-- Start of RECORDS TO PROCESS --

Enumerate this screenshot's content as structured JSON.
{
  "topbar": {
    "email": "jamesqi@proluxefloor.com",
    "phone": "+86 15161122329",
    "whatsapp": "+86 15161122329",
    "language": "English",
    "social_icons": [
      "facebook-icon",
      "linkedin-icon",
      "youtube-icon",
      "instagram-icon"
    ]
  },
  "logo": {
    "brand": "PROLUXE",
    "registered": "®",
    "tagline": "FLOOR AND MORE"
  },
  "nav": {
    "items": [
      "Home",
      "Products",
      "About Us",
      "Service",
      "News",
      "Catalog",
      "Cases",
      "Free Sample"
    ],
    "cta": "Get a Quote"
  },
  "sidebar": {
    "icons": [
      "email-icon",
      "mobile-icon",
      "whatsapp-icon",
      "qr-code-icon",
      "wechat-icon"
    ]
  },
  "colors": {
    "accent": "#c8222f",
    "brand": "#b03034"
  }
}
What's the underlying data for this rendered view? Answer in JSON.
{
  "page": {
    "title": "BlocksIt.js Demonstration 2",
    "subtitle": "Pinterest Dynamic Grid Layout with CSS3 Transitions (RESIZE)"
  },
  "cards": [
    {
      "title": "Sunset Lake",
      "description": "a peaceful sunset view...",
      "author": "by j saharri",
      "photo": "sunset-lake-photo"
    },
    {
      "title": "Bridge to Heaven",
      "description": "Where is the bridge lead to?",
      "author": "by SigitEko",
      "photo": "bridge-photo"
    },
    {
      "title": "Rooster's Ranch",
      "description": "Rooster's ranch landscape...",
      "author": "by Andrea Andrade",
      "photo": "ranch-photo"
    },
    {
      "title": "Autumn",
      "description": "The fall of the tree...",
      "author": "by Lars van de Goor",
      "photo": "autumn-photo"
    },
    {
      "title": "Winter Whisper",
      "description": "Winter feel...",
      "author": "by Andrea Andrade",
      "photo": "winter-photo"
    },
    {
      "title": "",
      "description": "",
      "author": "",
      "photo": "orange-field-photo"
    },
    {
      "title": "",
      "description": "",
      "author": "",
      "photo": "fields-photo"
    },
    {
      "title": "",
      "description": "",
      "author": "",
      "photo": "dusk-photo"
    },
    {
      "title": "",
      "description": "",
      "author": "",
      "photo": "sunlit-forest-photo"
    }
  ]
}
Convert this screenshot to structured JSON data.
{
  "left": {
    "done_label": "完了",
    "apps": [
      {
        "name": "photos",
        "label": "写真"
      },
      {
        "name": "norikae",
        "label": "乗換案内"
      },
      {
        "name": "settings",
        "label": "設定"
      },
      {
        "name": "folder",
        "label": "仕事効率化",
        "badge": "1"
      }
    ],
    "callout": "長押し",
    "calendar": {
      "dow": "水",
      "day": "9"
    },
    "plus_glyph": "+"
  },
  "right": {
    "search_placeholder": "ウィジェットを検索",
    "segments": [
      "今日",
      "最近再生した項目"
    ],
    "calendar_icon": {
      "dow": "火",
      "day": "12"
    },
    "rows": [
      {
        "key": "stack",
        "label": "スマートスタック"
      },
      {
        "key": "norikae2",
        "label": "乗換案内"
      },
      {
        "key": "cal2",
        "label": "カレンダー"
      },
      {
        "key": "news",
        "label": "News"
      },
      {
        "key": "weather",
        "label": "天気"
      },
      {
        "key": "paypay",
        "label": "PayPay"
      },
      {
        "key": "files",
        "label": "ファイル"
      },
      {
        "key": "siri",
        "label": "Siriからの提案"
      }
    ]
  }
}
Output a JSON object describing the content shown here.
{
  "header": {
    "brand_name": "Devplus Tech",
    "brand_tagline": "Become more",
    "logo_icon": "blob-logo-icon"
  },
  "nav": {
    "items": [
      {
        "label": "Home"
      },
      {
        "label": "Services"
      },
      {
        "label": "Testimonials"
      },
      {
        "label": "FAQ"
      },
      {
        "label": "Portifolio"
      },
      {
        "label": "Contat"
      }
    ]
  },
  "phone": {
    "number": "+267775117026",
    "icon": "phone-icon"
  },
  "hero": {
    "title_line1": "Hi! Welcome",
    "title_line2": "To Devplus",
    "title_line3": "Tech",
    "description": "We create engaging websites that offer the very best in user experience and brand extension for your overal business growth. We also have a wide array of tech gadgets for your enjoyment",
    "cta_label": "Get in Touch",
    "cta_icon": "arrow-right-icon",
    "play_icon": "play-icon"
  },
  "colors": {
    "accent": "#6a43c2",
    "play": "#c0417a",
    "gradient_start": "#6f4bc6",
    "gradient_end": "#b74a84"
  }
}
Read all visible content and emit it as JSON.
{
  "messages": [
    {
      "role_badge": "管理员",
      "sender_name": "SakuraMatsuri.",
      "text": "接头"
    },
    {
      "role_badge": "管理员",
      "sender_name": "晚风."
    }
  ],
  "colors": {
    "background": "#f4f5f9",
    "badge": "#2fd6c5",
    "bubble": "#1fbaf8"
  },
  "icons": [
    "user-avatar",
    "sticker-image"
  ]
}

-- End of RECORDS TO PROCESS --

[AIM] Please return the data above exactly as given.

[EXERCISE RESPONSE]
Enumerate this screenshot's content as structured JSON.
{
  "topbar": {
    "email": "jamesqi@proluxefloor.com",
    "phone": "+86 15161122329",
    "whatsapp": "+86 15161122329",
    "language": "English",
    "social_icons": [
      "facebook-icon",
      "linkedin-icon",
      "youtube-icon",
      "instagram-icon"
    ]
  },
  "logo": {
    "brand": "PROLUXE",
    "registered": "®",
    "tagline": "FLOOR AND MORE"
  },
  "nav": {
    "items": [
      "Home",
      "Products",
      "About Us",
      "Service",
      "News",
      "Catalog",
      "Cases",
      "Free Sample"
    ],
    "cta": "Get a Quote"
  },
  "sidebar": {
    "icons": [
      "email-icon",
      "mobile-icon",
      "whatsapp-icon",
      "qr-code-icon",
      "wechat-icon"
    ]
  },
  "colors": {
    "accent": "#c8222f",
    "brand": "#b03034"
  }
}
What's the underlying data for this rendered view? Answer in JSON.
{
  "page": {
    "title": "BlocksIt.js Demonstration 2",
    "subtitle": "Pinterest Dynamic Grid Layout with CSS3 Transitions (RESIZE)"
  },
  "cards": [
    {
      "title": "Sunset Lake",
      "description": "a peaceful sunset view...",
      "author": "by j saharri",
      "photo": "sunset-lake-photo"
    },
    {
      "title": "Bridge to Heaven",
      "description": "Where is the bridge lead to?",
      "author": "by SigitEko",
      "photo": "bridge-photo"
    },
    {
      "title": "Rooster's Ranch",
      "description": "Rooster's ranch landscape...",
      "author": "by Andrea Andrade",
      "photo": "ranch-photo"
    },
    {
      "title": "Autumn",
      "description": "The fall of the tree...",
      "author": "by Lars van de Goor",
      "photo": "autumn-photo"
    },
    {
      "title": "Winter Whisper",
      "description": "Winter feel...",
      "author": "by Andrea Andrade",
      "photo": "winter-photo"
    },
    {
      "title": "",
      "description": "",
      "author": "",
      "photo": "orange-field-photo"
    },
    {
      "title": "",
      "description": "",
      "author": "",
      "photo": "fields-photo"
    },
    {
      "title": "",
      "description": "",
      "author": "",
      "photo": "dusk-photo"
    },
    {
      "title": "",
      "description": "",
      "author": "",
      "photo": "sunlit-forest-photo"
    }
  ]
}
Convert this screenshot to structured JSON data.
{
  "left": {
    "done_label": "完了",
    "apps": [
      {
        "name": "photos",
        "label": "写真"
      },
      {
        "name": "norikae",
        "label": "乗換案内"
      },
      {
        "name": "settings",
        "label": "設定"
      },
      {
        "name": "folder",
        "label": "仕事効率化",
        "badge": "1"
      }
    ],
    "callout": "長押し",
    "calendar": {
      "dow": "水",
      "day": "9"
    },
    "plus_glyph": "+"
  },
  "right": {
    "search_placeholder": "ウィジェットを検索",
    "segments": [
      "今日",
      "最近再生した項目"
    ],
    "calendar_icon": {
      "dow": "火",
      "day": "12"
    },
    "rows": [
      {
        "key": "stack",
        "label": "スマートスタック"
      },
      {
        "key": "norikae2",
        "label": "乗換案内"
      },
      {
        "key": "cal2",
        "label": "カレンダー"
      },
      {
        "key": "news",
        "label": "News"
      },
      {
        "key": "weather",
        "label": "天気"
      },
      {
        "key": "paypay",
        "label": "PayPay"
      },
      {
        "key": "files",
        "label": "ファイル"
      },
      {
        "key": "siri",
        "label": "Siriからの提案"
      }
    ]
  }
}
Output a JSON object describing the content shown here.
{
  "header": {
    "brand_name": "Devplus Tech",
    "brand_tagline": "Become more",
    "logo_icon": "blob-logo-icon"
  },
  "nav": {
    "items": [
      {
        "label": "Home"
      },
      {
        "label": "Services"
      },
      {
        "label": "Testimonials"
      },
      {
        "label": "FAQ"
      },
      {
        "label": "Portifolio"
      },
      {
        "label": "Contat"
      }
    ]
  },
  "phone": {
    "number": "+267775117026",
    "icon": "phone-icon"
  },
  "hero": {
    "title_line1": "Hi! Welcome",
    "title_line2": "To Devplus",
    "title_line3": "Tech",
    "description": "We create engaging websites that offer the very best in user experience and brand extension for your overal business growth. We also have a wide array of tech gadgets for your enjoyment",
    "cta_label": "Get in Touch",
    "cta_icon": "arrow-right-icon",
    "play_icon": "play-icon"
  },
  "colors": {
    "accent": "#6a43c2",
    "play": "#c0417a",
    "gradient_start": "#6f4bc6",
    "gradient_end": "#b74a84"
  }
}
Read all visible content and emit it as JSON.
{
  "messages": [
    {
      "role_badge": "管理员",
      "sender_name": "SakuraMatsuri.",
      "text": "接头"
    },
    {
      "role_badge": "管理员",
      "sender_name": "晚风."
    }
  ],
  "colors": {
    "background": "#f4f5f9",
    "badge": "#2fd6c5",
    "bubble": "#1fbaf8"
  },
  "icons": [
    "user-avatar",
    "sticker-image"
  ]
}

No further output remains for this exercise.